— Trecho do documento —
○ ○ ○ ○ ○ ○ ○
Capitalismo e Esquizofrenia
O subtítulo “Capitalismo e Esquizofrenia” mostra que os autores têm em mente um problema claro: o capitalismo. Um sistema baseado na exploração, dominação e colonização não apenas monetária, mas também do desejo! Trata-se então de uma dominação dos fluxos do inconsciente! Deleuze e Guattari compreendem que a análise da produção de subjetividades, incluindo o complexo de Édipo, precisa passar por uma crítica radical do atual modo de vida capitalista. O objetivo é levar Édipo e o capitalismo ao deserto e criar novos modos de relações. A esquizofrenia mostra-se então como um processo capaz de afastar-se do modo neurótico, torna-se então a resposta dos autores que permite desedipianizar a subjetividade e as instituições. Deleuze e Guattari escrevem o “Anti-Édipo” para confrontar o capitalismo como máquina de produção de subjetividade e encontrar saídas novas e criativas.
“Todo delírio é social”
Ou seja, a esquizoanálise inverte a tese freudiana da família como constituinte de campo social para afirmar que o social se rebate dentro do seio familiar. Há toda uma crítica ao processo capitalista que consiste em recalcar a produção desejante, através do desenvolvimento forçado do complexo de Édipo, impossibilitando a constituição de outros modos de vida mais potentes; através da transferência e das identificações, o desejo é impedido de criar e cai sempre no triângulo edípico: papai-mamãe-filho.
○ ○ ○ ○ ○ ○ ○
— Lista de entradas —
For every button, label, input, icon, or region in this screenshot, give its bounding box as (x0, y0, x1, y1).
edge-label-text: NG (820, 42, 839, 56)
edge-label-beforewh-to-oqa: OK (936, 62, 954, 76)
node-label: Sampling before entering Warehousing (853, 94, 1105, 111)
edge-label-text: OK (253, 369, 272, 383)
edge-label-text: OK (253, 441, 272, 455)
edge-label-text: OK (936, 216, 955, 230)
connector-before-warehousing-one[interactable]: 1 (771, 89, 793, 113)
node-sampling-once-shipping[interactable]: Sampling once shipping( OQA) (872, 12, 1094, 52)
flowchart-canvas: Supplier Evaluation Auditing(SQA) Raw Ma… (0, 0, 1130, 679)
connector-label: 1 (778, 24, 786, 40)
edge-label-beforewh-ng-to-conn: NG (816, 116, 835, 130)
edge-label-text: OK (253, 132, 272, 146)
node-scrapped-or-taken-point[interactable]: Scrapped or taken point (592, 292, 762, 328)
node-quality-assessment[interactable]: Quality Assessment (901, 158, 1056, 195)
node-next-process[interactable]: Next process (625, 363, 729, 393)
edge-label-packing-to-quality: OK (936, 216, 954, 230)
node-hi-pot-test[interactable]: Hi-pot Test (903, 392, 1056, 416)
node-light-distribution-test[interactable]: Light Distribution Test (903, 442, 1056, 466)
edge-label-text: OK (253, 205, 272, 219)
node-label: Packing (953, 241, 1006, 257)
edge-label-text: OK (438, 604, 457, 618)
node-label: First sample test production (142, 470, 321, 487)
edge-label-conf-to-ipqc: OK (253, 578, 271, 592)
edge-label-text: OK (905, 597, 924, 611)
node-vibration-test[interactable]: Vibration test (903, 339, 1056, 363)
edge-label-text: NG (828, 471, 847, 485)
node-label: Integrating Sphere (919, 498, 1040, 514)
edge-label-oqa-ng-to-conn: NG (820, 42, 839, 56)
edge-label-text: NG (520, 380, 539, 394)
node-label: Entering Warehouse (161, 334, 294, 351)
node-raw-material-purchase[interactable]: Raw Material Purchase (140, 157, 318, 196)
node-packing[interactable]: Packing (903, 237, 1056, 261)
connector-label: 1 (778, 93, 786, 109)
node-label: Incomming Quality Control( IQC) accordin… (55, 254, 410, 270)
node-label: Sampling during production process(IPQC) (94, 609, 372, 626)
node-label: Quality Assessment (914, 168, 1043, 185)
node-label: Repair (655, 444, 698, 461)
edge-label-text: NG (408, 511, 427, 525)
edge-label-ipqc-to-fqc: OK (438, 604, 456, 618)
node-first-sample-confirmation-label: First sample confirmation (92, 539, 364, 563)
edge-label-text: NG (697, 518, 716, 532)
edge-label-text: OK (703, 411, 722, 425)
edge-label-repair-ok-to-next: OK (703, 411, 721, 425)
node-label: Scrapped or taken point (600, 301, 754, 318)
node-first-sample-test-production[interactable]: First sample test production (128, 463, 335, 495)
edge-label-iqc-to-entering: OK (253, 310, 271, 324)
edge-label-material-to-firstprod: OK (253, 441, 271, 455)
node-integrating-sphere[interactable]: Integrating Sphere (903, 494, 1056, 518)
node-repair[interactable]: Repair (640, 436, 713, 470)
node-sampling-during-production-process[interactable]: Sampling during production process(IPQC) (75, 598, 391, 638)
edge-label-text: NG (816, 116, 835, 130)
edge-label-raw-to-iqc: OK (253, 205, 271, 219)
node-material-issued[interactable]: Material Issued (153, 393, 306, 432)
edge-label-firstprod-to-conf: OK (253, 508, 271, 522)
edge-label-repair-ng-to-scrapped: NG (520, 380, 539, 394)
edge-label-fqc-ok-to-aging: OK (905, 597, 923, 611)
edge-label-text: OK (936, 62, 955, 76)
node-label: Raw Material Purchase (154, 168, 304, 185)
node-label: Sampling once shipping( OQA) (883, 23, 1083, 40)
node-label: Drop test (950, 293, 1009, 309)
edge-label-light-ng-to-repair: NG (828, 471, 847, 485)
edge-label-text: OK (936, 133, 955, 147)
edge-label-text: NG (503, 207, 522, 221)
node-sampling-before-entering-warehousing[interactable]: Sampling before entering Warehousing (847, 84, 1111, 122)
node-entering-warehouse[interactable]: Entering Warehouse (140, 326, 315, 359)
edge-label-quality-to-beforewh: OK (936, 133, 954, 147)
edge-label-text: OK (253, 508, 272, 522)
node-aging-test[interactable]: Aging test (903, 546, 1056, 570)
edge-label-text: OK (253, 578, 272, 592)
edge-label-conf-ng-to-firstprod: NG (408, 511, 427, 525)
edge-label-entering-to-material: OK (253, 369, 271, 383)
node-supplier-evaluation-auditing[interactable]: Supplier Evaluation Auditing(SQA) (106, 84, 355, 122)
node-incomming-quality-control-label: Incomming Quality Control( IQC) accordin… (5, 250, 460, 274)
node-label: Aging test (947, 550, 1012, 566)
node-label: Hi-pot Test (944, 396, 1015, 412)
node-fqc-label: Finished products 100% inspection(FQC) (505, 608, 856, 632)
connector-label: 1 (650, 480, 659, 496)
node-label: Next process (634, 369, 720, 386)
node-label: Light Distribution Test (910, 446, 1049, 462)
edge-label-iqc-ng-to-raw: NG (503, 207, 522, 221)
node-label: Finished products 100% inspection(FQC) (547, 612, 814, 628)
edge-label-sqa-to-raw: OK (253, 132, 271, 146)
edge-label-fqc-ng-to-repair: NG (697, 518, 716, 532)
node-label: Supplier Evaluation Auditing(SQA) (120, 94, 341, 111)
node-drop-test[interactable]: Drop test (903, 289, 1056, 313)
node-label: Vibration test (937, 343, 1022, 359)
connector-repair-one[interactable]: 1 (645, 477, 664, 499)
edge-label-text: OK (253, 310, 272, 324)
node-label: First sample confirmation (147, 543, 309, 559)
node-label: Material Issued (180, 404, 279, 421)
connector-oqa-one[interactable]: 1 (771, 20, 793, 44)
○ ○ ○ ○ ○ ○ ○
— Exercício escrito A —
Resuma em duas frases o trecho sobre capitalismo e esquizofrenia.
— Exercício escrito B —
Transcreva do trecho sobre capitalismo e esquizofrenia a passagem que vai de "Ou seja, a esquizoanálise" a "triângulo edípico: papai-mamãe-filho.".
— Exercício escrito C —
Indique se cada afirmação a seguir está de acordo com o trecho sobre capitalismo e esquizofrenia, respondendo sim ou não e citando as palavras do trecho que decidem a questão.
(i) A esquizoanálise sustenta que a família constitui o campo social.
(ii) O objetivo dos autores é levar Édipo e o capitalismo ao deserto.
(iii) A dominação exercida pelo capitalismo é apenas monetária.

— Resposta escrita A —
Deleuze e Guattari veem o capitalismo como um sistema de exploração e dominação que atinge também o desejo e os fluxos do inconsciente. Por isso escrevem o “Anti-Édipo” para confrontá-lo como máquina de produção de subjetividade, tomando a esquizofrenia como o processo que permite desedipianizar a subjetividade e as instituições, enquanto a esquizoanálise afirma que o social se rebate dentro do seio familiar.

— Resposta escrita B —
Ou seja, a esquizoanálise inverte a tese freudiana da família como constituinte de campo social para afirmar que o social se rebate dentro do seio familiar. Há toda uma crítica ao processo capitalista que consiste em recalcar a produção desejante, através do desenvolvimento forçado do complexo de Édipo, impossibilitando a constituição de outros modos de vida mais potentes; através da transferência e das identificações, o desejo é impedido de criar e cai sempre no triângulo edípico: papai-mamãe-filho.

— Resposta escrita C —
(i) Não: "a esquizoanálise inverte a tese freudiana da família como constituinte de campo social para afirmar que o social se rebate dentro do seio familiar".
(ii) Sim: "O objetivo é levar Édipo e o capitalismo ao deserto e criar novos modos de relações".
(iii) Não: "não apenas monetária, mas também do desejo!"